→ WHAT TO WORK ON:
Repeat the listing below in full, exactly as it stands.

Dataset items

◆ ◆ ◆

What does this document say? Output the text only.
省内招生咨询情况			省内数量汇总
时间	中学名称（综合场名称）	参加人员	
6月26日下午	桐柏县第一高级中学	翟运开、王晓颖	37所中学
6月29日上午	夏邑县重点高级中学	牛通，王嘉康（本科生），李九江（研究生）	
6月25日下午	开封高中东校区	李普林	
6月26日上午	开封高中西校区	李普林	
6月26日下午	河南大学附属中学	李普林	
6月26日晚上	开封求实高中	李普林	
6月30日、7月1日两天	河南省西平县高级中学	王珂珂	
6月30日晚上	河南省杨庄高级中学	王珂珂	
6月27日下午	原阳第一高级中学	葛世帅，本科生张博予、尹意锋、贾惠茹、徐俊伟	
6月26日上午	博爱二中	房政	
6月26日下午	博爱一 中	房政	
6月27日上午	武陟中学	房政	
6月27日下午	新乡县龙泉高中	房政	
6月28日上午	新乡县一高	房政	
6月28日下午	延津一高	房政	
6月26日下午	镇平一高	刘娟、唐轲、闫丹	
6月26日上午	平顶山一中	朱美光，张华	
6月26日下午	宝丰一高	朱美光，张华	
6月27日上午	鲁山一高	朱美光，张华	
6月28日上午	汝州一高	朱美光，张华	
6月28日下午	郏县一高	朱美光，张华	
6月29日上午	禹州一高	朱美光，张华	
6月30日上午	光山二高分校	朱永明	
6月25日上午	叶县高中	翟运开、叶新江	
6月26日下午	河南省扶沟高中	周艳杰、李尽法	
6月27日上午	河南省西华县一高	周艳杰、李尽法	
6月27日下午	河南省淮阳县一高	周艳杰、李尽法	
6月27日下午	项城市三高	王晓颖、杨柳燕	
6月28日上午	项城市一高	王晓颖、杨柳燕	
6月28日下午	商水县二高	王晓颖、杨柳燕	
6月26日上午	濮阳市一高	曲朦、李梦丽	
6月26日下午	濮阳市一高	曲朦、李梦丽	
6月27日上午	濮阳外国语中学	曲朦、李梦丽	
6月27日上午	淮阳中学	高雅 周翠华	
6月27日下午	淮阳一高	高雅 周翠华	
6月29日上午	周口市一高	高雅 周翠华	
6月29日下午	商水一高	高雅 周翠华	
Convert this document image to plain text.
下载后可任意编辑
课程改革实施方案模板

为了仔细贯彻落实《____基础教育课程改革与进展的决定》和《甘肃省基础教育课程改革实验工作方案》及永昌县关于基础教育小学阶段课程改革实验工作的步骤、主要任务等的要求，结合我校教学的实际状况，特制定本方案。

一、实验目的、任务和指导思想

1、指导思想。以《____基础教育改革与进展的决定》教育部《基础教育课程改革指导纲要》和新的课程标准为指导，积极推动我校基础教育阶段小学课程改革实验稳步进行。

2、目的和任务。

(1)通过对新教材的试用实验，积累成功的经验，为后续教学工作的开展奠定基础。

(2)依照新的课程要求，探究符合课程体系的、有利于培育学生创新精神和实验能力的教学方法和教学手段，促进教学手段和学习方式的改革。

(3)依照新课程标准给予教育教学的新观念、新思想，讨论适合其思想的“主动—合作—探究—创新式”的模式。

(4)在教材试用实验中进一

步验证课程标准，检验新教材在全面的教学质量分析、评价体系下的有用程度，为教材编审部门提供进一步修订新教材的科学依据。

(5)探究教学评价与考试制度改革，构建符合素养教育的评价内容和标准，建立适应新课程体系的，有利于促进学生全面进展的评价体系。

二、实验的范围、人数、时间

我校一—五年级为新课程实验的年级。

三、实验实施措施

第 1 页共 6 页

◆ ◆ ◆

→ COMPLETED EXERCISE:
What does this document say? Output the text only.
省内招生咨询情况			省内数量汇总
时间	中学名称（综合场名称）	参加人员	
6月26日下午	桐柏县第一高级中学	翟运开、王晓颖	37所中学
6月29日上午	夏邑县重点高级中学	牛通，王嘉康（本科生），李九江（研究生）	
6月25日下午	开封高中东校区	李普林	
6月26日上午	开封高中西校区	李普林	
6月26日下午	河南大学附属中学	李普林	
6月26日晚上	开封求实高中	李普林	
6月30日、7月1日两天	河南省西平县高级中学	王珂珂	
6月30日晚上	河南省杨庄高级中学	王珂珂	
6月27日下午	原阳第一高级中学	葛世帅，本科生张博予、尹意锋、贾惠茹、徐俊伟	
6月26日上午	博爱二中	房政	
6月26日下午	博爱一 中	房政	
6月27日上午	武陟中学	房政	
6月27日下午	新乡县龙泉高中	房政	
6月28日上午	新乡县一高	房政	
6月28日下午	延津一高	房政	
6月26日下午	镇平一高	刘娟、唐轲、闫丹	
6月26日上午	平顶山一中	朱美光，张华	
6月26日下午	宝丰一高	朱美光，张华	
6月27日上午	鲁山一高	朱美光，张华	
6月28日上午	汝州一高	朱美光，张华	
6月28日下午	郏县一高	朱美光，张华	
6月29日上午	禹州一高	朱美光，张华	
6月30日上午	光山二高分校	朱永明	
6月25日上午	叶县高中	翟运开、叶新江	
6月26日下午	河南省扶沟高中	周艳杰、李尽法	
6月27日上午	河南省西华县一高	周艳杰、李尽法	
6月27日下午	河南省淮阳县一高	周艳杰、李尽法	
6月27日下午	项城市三高	王晓颖、杨柳燕	
6月28日上午	项城市一高	王晓颖、杨柳燕	
6月28日下午	商水县二高	王晓颖、杨柳燕	
6月26日上午	濮阳市一高	曲朦、李梦丽	
6月26日下午	濮阳市一高	曲朦、李梦丽	
6月27日上午	濮阳外国语中学	曲朦、李梦丽	
6月27日上午	淮阳中学	高雅 周翠华	
6月27日下午	淮阳一高	高雅 周翠华	
6月29日上午	周口市一高	高雅 周翠华	
6月29日下午	商水一高	高雅 周翠华	
Convert this document image to plain text.
下载后可任意编辑
课程改革实施方案模板

为了仔细贯彻落实《____基础教育课程改革与进展的决定》和《甘肃省基础教育课程改革实验工作方案》及永昌县关于基础教育小学阶段课程改革实验工作的步骤、主要任务等的要求，结合我校教学的实际状况，特制定本方案。

一、实验目的、任务和指导思想

1、指导思想。以《____基础教育改革与进展的决定》教育部《基础教育课程改革指导纲要》和新的课程标准为指导，积极推动我校基础教育阶段小学课程改革实验稳步进行。

2、目的和任务。

(1)通过对新教材的试用实验，积累成功的经验，为后续教学工作的开展奠定基础。

(2)依照新的课程要求，探究符合课程体系的、有利于培育学生创新精神和实验能力的教学方法和教学手段，促进教学手段和学习方式的改革。

(3)依照新课程标准给予教育教学的新观念、新思想，讨论适合其思想的“主动—合作—探究—创新式”的模式。

(4)在教材试用实验中进一

步验证课程标准，检验新教材在全面的教学质量分析、评价体系下的有用程度，为教材编审部门提供进一步修订新教材的科学依据。

(5)探究教学评价与考试制度改革，构建符合素养教育的评价内容和标准，建立适应新课程体系的，有利于促进学生全面进展的评价体系。

二、实验的范围、人数、时间

我校一—五年级为新课程实验的年级。

三、实验实施措施

第 1 页共 6 页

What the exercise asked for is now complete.